--- Your task ---
Output all the entries word for word. Omit the pictures.

--- Records provided ---
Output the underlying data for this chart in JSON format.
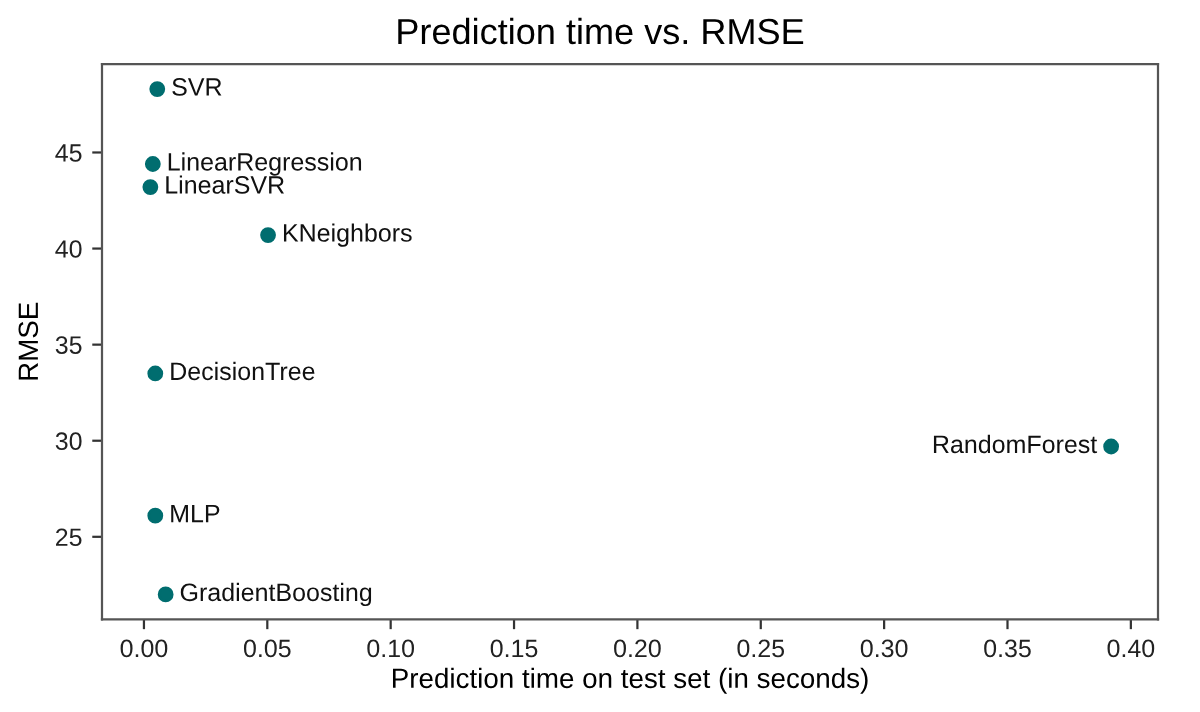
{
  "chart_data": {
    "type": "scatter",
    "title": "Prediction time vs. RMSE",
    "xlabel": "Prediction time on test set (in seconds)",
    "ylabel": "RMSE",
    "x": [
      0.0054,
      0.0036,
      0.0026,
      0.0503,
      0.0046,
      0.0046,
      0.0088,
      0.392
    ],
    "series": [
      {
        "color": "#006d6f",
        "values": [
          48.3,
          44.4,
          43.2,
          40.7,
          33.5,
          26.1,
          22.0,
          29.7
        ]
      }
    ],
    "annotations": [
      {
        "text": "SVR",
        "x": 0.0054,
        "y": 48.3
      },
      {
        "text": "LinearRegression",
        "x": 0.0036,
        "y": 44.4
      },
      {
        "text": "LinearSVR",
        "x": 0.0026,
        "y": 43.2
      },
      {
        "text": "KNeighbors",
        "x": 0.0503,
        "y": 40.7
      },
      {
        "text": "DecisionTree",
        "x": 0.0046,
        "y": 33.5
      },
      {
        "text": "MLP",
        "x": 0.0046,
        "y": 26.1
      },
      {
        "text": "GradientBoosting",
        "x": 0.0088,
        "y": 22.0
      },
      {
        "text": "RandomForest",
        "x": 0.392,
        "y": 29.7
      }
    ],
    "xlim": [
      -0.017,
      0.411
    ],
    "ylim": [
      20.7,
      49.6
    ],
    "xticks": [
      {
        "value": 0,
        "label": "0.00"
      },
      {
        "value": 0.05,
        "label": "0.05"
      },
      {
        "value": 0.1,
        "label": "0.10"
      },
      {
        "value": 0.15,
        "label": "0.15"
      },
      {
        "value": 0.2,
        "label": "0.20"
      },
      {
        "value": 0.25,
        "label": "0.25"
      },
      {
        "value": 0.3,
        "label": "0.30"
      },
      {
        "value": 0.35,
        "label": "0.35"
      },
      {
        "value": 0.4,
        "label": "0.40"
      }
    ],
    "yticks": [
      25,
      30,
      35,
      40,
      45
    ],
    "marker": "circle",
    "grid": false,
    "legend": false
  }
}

--- Full output ---
Output the underlying data for this chart in JSON format.
{
  "chart_data": {
    "type": "scatter",
    "title": "Prediction time vs. RMSE",
    "xlabel": "Prediction time on test set (in seconds)",
    "ylabel": "RMSE",
    "x": [
      0.0054,
      0.0036,
      0.0026,
      0.0503,
      0.0046,
      0.0046,
      0.0088,
      0.392
    ],
    "series": [
      {
        "color": "#006d6f",
        "values": [
          48.3,
          44.4,
          43.2,
          40.7,
          33.5,
          26.1,
          22.0,
          29.7
        ]
      }
    ],
    "annotations": [
      {
        "text": "SVR",
        "x": 0.0054,
        "y": 48.3
      },
      {
        "text": "LinearRegression",
        "x": 0.0036,
        "y": 44.4
      },
      {
        "text": "LinearSVR",
        "x": 0.0026,
        "y": 43.2
      },
      {
        "text": "KNeighbors",
        "x": 0.0503,
        "y": 40.7
      },
      {
        "text": "DecisionTree",
        "x": 0.0046,
        "y": 33.5
      },
      {
        "text": "MLP",
        "x": 0.0046,
        "y": 26.1
      },
      {
        "text": "GradientBoosting",
        "x": 0.0088,
        "y": 22.0
      },
      {
        "text": "RandomForest",
        "x": 0.392,
        "y": 29.7
      }
    ],
    "xlim": [
      -0.017,
      0.411
    ],
    "ylim": [
      20.7,
      49.6
    ],
    "xticks": [
      {
        "value": 0,
        "label": "0.00"
      },
      {
        "value": 0.05,
        "label": "0.05"
      },
      {
        "value": 0.1,
        "label": "0.10"
      },
      {
        "value": 0.15,
        "label": "0.15"
      },
      {
        "value": 0.2,
        "label": "0.20"
      },
      {
        "value": 0.25,
        "label": "0.25"
      },
      {
        "value": 0.3,
        "label": "0.30"
      },
      {
        "value": 0.35,
        "label": "0.35"
      },
      {
        "value": 0.4,
        "label": "0.40"
      }
    ],
    "yticks": [
      25,
      30,
      35,
      40,
      45
    ],
    "marker": "circle",
    "grid": false,
    "legend": false
  }
}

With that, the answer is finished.